■ Task details ■
Word for word, quote all of the material, omitting the pictures.

— begin Provided records —

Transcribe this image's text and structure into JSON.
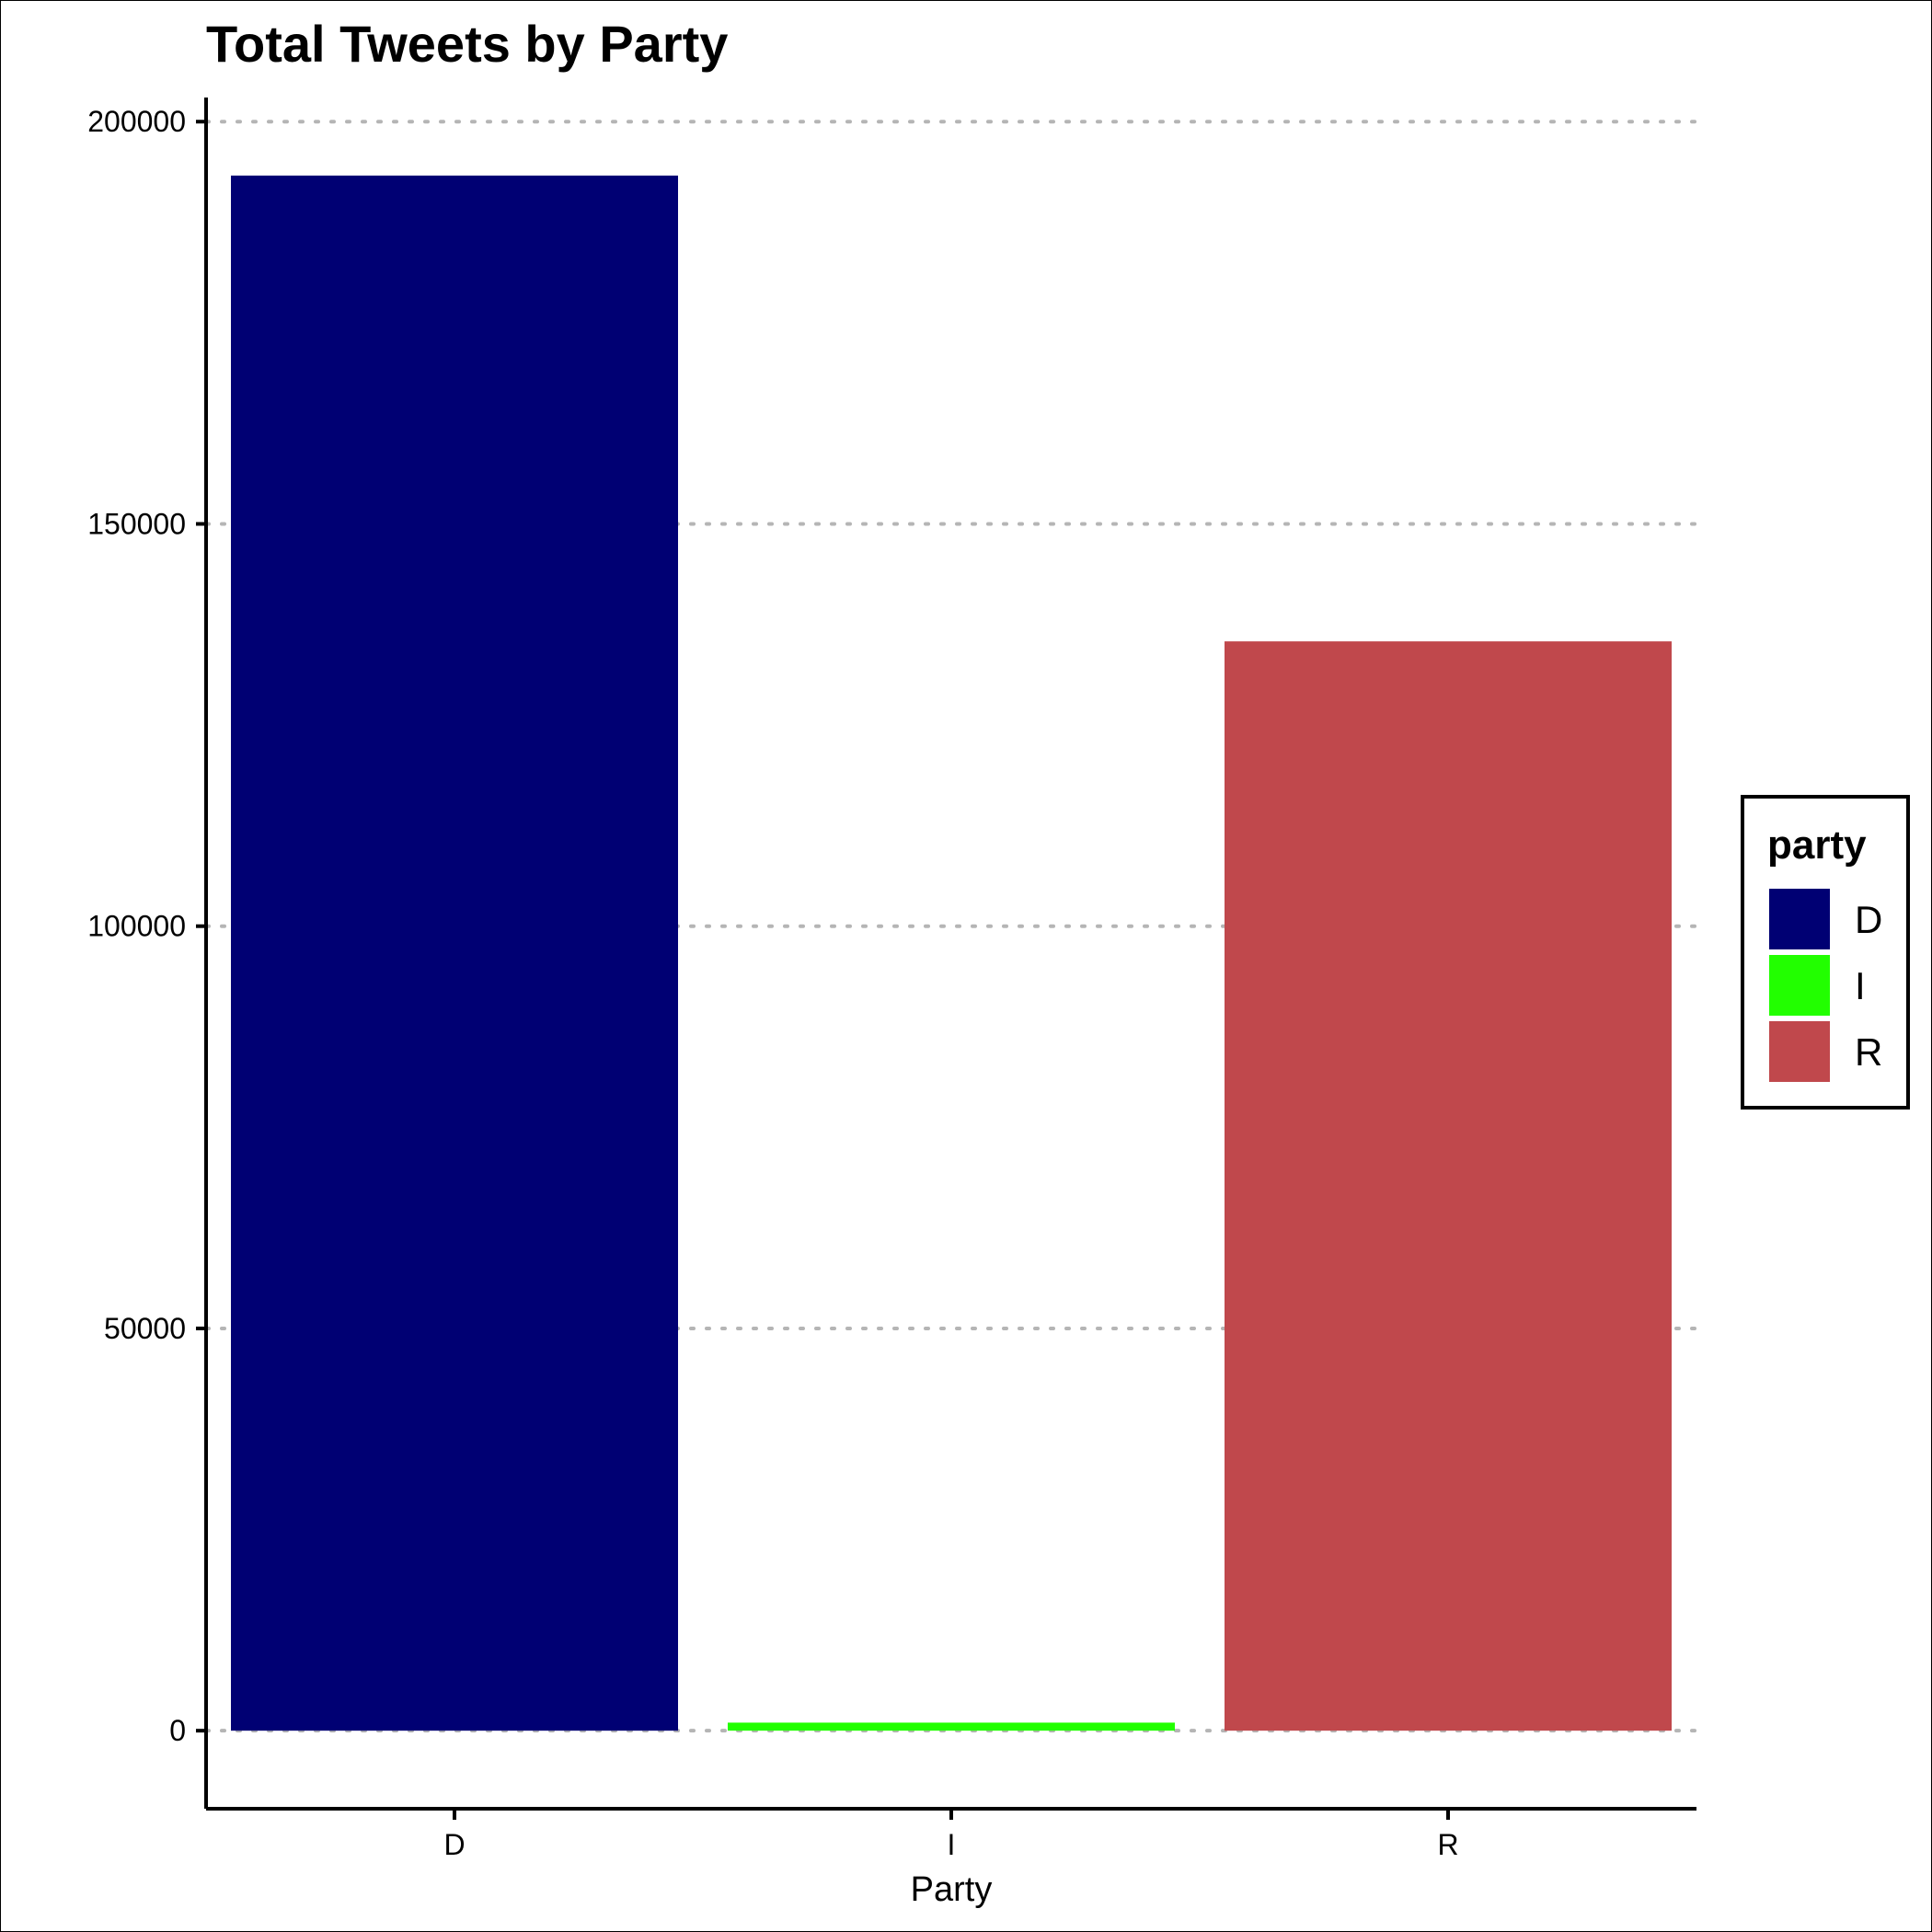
{
  "chart_data": {
    "type": "bar",
    "title": "Total Tweets by Party",
    "xlabel": "Party",
    "ylabel": "",
    "categories": [
      "D",
      "I",
      "R"
    ],
    "values": [
      193300,
      1000,
      135400
    ],
    "colors": [
      "#000073",
      "#22ff00",
      "#c0484c"
    ],
    "ylim": [
      -9700,
      203000
    ],
    "yticks": [
      0,
      50000,
      100000,
      150000,
      200000
    ],
    "ytick_labels": [
      "0",
      "50000",
      "100000",
      "150000",
      "200000"
    ],
    "grid": "horizontal-dotted",
    "legend": {
      "title": "party",
      "placement": "right",
      "entries": [
        "D",
        "I",
        "R"
      ]
    }
  }
}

— end Provided records —

■ Result of this task ■
Transcribe this image's text and structure into JSON.
{
  "chart_data": {
    "type": "bar",
    "title": "Total Tweets by Party",
    "xlabel": "Party",
    "ylabel": "",
    "categories": [
      "D",
      "I",
      "R"
    ],
    "values": [
      193300,
      1000,
      135400
    ],
    "colors": [
      "#000073",
      "#22ff00",
      "#c0484c"
    ],
    "ylim": [
      -9700,
      203000
    ],
    "yticks": [
      0,
      50000,
      100000,
      150000,
      200000
    ],
    "ytick_labels": [
      "0",
      "50000",
      "100000",
      "150000",
      "200000"
    ],
    "grid": "horizontal-dotted",
    "legend": {
      "title": "party",
      "placement": "right",
      "entries": [
        "D",
        "I",
        "R"
      ]
    }
  }
}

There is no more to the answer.